*STATED GOAL*.
Report back each line of the records that contains the string "nDomestic".

Records from a collection of figures:

****************

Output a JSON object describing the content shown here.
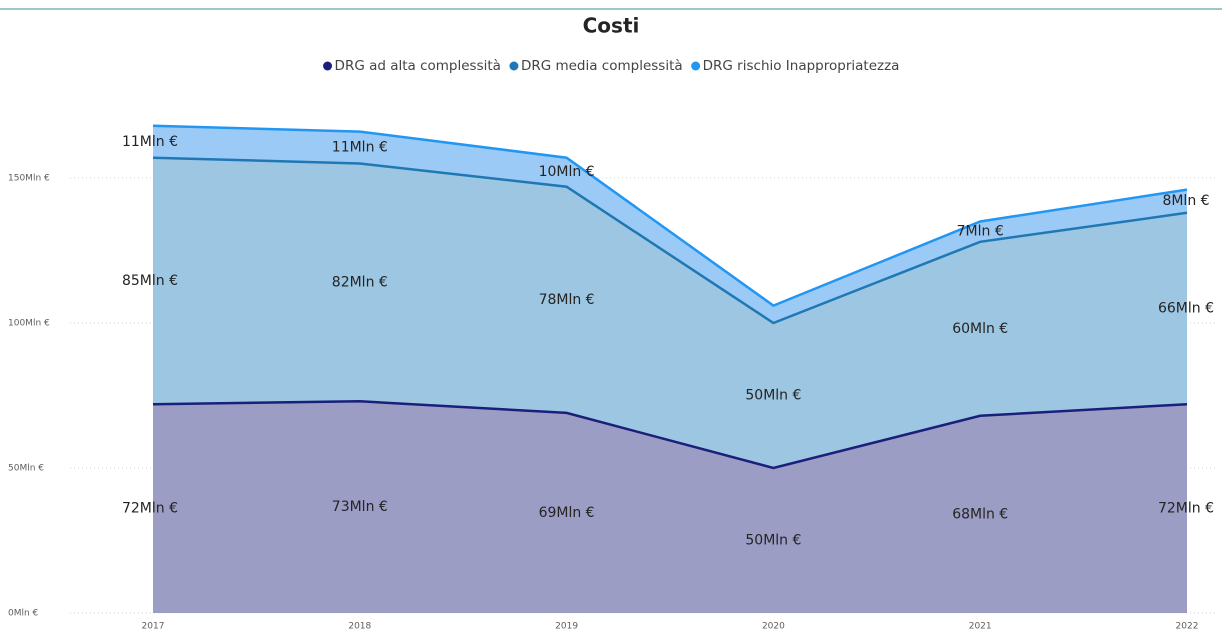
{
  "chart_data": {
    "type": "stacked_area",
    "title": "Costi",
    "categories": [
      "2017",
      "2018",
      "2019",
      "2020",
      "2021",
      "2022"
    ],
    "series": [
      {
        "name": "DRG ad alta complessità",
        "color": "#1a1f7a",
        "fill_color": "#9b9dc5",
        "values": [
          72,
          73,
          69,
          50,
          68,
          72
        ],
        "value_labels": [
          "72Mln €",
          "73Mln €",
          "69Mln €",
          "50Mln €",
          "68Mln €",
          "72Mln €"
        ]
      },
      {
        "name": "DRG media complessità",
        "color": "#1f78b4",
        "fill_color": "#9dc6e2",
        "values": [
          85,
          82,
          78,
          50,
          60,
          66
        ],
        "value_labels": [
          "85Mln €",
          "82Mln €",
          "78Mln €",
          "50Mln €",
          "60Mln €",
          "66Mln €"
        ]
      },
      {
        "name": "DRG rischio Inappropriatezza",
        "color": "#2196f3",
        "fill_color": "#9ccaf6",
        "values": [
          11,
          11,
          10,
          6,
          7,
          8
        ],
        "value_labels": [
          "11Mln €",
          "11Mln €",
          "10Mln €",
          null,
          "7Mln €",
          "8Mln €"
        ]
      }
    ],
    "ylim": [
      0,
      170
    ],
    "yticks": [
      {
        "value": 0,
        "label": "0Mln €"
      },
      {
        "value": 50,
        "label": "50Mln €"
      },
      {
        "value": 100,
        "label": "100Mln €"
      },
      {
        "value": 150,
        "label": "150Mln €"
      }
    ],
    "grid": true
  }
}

****************

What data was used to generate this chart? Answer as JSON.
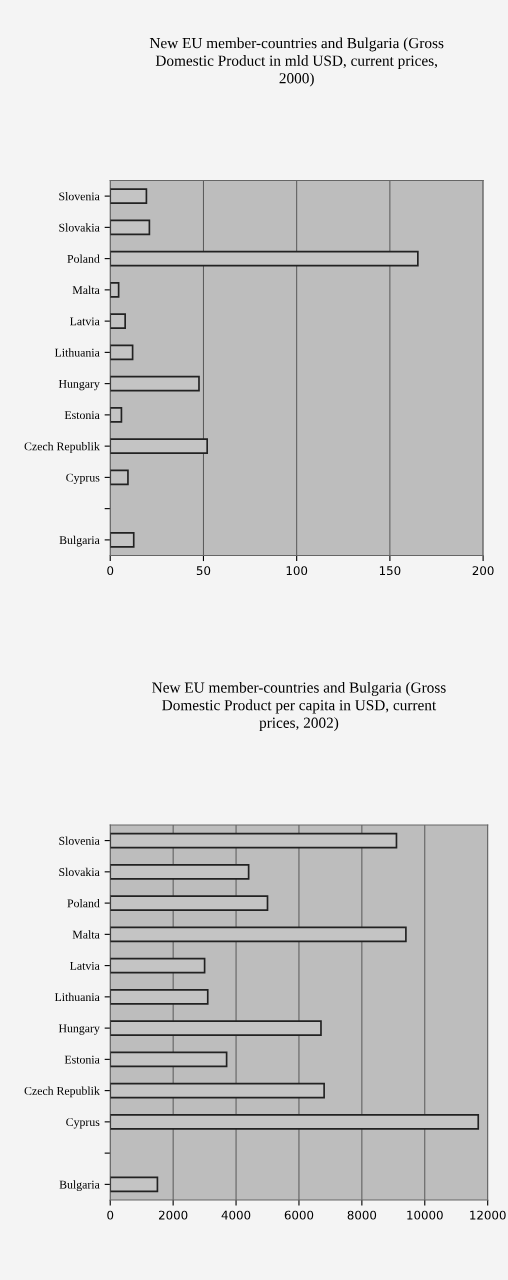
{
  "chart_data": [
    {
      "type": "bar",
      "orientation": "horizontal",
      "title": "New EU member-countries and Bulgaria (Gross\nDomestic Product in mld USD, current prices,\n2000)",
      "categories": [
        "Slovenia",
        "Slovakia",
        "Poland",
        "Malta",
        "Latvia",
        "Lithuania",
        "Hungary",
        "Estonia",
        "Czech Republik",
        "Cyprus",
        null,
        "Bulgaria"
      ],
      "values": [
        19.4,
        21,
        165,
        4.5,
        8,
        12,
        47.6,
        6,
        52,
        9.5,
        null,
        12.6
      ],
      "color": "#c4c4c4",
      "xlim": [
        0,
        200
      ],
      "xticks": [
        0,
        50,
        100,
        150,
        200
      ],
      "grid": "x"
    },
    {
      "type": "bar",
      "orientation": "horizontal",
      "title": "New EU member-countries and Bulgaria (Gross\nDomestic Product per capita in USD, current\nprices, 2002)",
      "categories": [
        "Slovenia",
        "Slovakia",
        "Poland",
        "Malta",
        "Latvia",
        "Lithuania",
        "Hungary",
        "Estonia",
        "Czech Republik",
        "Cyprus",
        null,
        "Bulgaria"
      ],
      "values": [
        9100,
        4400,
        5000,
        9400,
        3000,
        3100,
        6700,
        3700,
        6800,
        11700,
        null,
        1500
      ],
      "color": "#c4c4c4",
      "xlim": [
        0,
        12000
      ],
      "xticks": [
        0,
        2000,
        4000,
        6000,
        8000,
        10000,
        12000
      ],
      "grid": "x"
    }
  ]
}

****************

*RESULT*.
      "title": "New EU member-countries and Bulgaria (Gross\nDomestic Product in mld USD, current prices,\n2000)",
      "title": "New EU member-countries and Bulgaria (Gross\nDomestic Product per capita in USD, current\nprices, 2002)",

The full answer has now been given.